§ Stated task
Looking through the listing, how many of its lines hold the word "title"? Answer with only the number.

Records from a dataset
----
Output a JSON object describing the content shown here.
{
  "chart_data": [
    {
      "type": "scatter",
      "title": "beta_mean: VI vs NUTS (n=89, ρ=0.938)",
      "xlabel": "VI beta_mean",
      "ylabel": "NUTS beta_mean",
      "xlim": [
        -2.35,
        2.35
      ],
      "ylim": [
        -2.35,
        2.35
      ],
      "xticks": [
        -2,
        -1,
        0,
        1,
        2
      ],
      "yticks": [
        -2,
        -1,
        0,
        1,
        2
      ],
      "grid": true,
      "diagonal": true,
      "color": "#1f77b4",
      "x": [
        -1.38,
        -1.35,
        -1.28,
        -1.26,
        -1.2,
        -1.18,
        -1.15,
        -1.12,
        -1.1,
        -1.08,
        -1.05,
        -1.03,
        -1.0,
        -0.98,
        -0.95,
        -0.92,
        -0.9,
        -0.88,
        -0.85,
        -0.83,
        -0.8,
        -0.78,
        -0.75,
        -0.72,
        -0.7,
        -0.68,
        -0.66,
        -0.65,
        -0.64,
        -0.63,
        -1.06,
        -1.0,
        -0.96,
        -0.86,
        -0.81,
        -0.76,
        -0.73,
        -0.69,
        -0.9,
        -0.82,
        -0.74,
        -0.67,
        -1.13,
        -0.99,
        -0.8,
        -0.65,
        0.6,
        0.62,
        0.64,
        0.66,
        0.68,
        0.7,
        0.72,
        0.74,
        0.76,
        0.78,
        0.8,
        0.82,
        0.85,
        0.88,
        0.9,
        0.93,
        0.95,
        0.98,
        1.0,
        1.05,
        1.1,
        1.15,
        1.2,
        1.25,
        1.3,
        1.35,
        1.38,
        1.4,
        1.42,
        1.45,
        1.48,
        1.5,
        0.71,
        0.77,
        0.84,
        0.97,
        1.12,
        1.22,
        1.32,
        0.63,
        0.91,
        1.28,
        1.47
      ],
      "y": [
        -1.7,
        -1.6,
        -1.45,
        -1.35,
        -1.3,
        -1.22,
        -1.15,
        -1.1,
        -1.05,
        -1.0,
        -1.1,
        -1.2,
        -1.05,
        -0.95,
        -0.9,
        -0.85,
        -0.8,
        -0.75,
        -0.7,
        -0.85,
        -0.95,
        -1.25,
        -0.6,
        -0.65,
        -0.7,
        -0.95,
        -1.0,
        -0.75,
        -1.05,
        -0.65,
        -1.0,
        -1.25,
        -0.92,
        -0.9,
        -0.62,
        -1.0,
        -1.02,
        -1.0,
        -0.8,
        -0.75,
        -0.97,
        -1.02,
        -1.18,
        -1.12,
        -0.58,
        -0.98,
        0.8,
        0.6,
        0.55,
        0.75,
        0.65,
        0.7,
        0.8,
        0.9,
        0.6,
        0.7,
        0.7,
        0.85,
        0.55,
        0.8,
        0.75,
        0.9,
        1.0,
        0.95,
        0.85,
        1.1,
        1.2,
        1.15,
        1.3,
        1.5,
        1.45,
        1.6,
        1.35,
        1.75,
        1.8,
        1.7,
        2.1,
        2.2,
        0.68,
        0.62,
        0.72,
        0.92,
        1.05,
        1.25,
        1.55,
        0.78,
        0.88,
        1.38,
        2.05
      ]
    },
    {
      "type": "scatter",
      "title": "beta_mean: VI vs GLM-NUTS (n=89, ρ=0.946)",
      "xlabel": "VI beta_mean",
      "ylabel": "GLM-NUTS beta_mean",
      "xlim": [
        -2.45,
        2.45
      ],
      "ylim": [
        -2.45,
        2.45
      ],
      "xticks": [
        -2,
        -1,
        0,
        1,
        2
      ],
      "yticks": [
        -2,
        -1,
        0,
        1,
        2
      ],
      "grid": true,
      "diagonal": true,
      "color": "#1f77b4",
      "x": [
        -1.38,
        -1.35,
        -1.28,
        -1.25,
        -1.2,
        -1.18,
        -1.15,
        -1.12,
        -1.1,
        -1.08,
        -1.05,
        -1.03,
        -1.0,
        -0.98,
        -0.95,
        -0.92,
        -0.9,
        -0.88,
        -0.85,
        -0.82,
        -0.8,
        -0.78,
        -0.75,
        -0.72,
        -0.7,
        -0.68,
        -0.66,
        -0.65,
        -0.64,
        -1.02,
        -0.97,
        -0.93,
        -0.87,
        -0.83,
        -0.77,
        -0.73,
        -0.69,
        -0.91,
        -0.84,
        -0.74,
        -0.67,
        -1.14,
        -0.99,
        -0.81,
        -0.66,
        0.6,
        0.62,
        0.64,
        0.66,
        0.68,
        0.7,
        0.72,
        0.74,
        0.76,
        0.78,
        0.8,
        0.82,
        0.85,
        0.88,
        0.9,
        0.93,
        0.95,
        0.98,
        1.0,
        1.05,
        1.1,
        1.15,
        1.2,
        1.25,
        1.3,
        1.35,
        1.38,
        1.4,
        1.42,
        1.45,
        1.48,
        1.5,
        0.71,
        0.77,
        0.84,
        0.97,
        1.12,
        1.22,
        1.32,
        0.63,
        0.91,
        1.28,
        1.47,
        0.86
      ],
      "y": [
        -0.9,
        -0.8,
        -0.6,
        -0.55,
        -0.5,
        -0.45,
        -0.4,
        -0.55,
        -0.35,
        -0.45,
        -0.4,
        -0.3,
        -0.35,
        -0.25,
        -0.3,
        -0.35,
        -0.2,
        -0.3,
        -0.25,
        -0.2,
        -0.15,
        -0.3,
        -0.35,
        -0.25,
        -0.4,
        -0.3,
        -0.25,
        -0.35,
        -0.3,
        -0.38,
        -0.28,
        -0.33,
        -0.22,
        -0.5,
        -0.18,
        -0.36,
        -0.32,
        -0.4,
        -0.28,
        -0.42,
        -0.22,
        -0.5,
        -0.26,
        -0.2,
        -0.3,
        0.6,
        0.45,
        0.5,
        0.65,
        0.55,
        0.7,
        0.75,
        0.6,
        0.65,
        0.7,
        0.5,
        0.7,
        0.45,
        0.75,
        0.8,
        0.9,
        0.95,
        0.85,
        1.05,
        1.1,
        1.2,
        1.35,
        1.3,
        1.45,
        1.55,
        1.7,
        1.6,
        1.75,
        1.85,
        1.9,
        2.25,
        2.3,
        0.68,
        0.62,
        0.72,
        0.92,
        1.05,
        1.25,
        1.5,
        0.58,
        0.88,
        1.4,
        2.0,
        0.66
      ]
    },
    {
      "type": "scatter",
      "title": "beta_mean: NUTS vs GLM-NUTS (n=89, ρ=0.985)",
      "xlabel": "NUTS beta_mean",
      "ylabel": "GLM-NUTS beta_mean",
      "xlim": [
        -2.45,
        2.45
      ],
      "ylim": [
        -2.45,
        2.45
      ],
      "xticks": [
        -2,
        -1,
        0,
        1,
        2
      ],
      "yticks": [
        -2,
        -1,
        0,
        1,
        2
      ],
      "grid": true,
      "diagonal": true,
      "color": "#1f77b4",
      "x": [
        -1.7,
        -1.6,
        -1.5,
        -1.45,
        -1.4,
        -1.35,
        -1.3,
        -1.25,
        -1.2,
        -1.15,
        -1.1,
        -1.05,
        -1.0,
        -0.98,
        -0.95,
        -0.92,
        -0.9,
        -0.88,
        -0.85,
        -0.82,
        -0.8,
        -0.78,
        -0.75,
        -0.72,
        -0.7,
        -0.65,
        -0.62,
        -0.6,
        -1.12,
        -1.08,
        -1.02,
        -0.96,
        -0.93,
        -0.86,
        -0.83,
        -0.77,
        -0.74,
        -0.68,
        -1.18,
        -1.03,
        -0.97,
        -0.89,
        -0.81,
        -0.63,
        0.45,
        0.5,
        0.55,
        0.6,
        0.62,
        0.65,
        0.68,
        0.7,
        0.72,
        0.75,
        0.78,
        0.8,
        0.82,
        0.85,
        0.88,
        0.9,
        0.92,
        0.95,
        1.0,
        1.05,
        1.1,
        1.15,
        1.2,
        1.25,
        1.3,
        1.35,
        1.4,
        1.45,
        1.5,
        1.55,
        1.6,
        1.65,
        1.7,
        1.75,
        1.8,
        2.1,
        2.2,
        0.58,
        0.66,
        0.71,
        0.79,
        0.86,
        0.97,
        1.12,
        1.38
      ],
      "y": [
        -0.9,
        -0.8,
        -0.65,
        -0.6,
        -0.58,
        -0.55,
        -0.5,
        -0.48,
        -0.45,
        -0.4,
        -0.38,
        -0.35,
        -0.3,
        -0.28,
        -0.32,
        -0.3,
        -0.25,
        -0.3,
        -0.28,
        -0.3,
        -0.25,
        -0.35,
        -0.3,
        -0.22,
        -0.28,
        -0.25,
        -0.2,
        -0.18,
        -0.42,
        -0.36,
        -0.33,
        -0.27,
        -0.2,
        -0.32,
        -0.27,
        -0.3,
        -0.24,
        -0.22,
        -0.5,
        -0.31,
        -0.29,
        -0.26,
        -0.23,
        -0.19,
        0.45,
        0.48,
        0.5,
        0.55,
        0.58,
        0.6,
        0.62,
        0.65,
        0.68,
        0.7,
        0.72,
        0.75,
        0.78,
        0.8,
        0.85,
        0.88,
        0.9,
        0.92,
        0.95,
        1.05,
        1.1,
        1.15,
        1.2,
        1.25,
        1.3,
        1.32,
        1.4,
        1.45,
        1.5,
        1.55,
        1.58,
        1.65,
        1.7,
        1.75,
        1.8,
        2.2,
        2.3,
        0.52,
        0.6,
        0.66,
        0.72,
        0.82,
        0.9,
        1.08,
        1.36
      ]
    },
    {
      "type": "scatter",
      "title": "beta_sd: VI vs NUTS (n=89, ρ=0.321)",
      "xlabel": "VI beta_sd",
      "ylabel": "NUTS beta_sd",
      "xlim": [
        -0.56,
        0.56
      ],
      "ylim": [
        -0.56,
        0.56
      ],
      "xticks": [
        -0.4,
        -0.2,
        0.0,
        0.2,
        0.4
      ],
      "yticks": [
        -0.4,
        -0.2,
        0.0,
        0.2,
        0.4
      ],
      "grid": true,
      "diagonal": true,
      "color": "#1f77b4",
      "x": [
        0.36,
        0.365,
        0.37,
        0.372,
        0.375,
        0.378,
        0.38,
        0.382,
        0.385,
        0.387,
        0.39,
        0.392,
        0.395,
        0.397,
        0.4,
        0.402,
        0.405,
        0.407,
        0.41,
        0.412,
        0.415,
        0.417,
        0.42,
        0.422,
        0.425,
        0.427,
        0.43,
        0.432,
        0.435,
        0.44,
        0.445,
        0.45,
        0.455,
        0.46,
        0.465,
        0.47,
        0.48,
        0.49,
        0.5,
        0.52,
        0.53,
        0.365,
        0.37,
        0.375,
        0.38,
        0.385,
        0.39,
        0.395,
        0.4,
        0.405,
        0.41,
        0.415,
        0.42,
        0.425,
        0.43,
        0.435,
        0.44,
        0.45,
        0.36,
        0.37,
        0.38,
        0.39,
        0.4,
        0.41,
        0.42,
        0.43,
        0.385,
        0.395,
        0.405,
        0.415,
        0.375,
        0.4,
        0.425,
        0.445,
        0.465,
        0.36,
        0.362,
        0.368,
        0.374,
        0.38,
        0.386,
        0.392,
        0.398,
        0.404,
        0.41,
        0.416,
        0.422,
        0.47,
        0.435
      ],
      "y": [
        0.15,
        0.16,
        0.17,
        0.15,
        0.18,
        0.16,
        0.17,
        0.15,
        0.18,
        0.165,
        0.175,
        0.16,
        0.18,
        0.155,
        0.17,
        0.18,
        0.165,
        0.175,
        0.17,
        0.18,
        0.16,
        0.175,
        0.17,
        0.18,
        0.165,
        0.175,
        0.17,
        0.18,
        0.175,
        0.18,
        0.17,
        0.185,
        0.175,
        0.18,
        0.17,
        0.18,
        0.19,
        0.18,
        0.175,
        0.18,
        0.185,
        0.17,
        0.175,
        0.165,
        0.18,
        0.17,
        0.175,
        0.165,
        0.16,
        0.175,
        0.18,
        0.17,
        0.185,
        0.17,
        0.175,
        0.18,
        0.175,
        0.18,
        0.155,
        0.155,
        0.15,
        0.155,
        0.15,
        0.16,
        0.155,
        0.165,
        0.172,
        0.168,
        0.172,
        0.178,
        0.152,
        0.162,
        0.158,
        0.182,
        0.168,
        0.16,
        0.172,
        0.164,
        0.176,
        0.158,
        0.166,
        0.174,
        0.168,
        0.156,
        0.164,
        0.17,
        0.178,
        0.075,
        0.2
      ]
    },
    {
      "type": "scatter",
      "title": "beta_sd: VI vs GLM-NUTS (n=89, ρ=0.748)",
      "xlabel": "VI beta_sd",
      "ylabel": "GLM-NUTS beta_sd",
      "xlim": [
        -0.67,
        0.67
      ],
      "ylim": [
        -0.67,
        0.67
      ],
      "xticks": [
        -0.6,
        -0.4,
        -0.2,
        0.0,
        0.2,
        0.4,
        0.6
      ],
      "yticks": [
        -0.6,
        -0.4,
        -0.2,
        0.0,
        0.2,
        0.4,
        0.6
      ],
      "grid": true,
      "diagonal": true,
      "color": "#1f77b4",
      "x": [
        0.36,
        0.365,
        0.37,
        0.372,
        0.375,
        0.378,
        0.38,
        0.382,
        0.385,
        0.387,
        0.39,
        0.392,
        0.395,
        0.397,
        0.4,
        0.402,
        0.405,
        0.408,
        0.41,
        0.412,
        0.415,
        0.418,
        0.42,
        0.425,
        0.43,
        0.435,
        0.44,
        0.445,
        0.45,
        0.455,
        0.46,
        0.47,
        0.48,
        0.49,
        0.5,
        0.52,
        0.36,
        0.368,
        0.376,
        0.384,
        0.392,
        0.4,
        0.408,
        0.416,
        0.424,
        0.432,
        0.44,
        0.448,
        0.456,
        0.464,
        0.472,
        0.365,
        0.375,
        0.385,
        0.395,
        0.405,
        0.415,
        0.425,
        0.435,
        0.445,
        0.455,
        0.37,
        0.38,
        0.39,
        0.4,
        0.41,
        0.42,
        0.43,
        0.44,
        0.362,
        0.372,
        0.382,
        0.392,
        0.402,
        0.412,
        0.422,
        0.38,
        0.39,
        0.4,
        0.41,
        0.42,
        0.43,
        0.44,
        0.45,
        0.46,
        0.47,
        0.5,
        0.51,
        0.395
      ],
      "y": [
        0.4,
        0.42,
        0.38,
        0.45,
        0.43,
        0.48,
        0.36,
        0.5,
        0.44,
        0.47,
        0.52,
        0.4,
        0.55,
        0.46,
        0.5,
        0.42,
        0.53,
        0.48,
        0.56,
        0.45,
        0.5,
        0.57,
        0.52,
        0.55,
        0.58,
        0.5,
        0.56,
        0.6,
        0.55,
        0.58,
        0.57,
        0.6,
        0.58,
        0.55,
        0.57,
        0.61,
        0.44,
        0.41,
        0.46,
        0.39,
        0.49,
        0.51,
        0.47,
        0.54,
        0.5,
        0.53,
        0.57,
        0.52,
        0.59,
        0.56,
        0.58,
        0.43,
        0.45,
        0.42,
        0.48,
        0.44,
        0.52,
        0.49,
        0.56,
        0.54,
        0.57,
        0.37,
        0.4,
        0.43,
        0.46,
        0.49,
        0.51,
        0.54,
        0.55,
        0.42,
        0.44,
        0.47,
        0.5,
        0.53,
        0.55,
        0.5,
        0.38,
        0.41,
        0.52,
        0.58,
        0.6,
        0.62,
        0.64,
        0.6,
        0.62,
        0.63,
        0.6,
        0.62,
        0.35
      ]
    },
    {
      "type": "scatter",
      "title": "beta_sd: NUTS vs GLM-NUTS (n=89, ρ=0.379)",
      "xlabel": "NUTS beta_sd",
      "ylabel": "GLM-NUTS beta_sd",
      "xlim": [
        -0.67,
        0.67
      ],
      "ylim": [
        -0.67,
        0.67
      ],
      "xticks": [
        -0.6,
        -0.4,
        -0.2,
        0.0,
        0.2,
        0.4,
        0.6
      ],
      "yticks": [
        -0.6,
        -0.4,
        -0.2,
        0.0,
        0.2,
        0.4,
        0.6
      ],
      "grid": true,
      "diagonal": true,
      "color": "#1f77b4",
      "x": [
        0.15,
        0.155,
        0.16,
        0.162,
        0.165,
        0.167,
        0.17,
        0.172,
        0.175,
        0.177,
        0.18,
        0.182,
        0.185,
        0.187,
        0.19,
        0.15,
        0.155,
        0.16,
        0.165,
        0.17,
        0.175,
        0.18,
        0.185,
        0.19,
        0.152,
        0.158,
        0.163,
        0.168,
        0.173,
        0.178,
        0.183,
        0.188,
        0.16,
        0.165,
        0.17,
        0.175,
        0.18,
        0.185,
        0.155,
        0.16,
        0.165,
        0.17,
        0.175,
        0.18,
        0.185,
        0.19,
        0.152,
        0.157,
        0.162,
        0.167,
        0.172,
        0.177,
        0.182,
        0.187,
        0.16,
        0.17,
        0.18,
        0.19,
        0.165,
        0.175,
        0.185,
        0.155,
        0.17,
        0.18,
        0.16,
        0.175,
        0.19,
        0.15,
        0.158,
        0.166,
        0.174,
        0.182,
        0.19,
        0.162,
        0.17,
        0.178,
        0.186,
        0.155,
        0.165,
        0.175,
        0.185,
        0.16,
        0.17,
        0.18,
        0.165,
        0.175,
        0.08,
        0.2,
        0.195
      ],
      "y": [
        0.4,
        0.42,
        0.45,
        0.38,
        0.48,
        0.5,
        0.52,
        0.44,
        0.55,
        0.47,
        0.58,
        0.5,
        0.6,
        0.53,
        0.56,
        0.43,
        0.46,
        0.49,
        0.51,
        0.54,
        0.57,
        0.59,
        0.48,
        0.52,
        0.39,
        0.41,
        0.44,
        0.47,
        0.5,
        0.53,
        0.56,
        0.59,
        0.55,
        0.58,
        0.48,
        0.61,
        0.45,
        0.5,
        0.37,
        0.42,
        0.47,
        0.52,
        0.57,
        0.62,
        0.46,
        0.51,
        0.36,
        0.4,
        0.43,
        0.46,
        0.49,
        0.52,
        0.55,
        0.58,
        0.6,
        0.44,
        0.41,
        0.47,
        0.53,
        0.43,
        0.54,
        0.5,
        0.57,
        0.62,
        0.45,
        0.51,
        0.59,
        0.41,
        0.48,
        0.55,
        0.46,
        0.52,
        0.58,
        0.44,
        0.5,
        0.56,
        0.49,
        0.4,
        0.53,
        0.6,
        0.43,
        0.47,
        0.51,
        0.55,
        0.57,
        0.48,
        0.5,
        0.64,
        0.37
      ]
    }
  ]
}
----
§ Solution to this task
6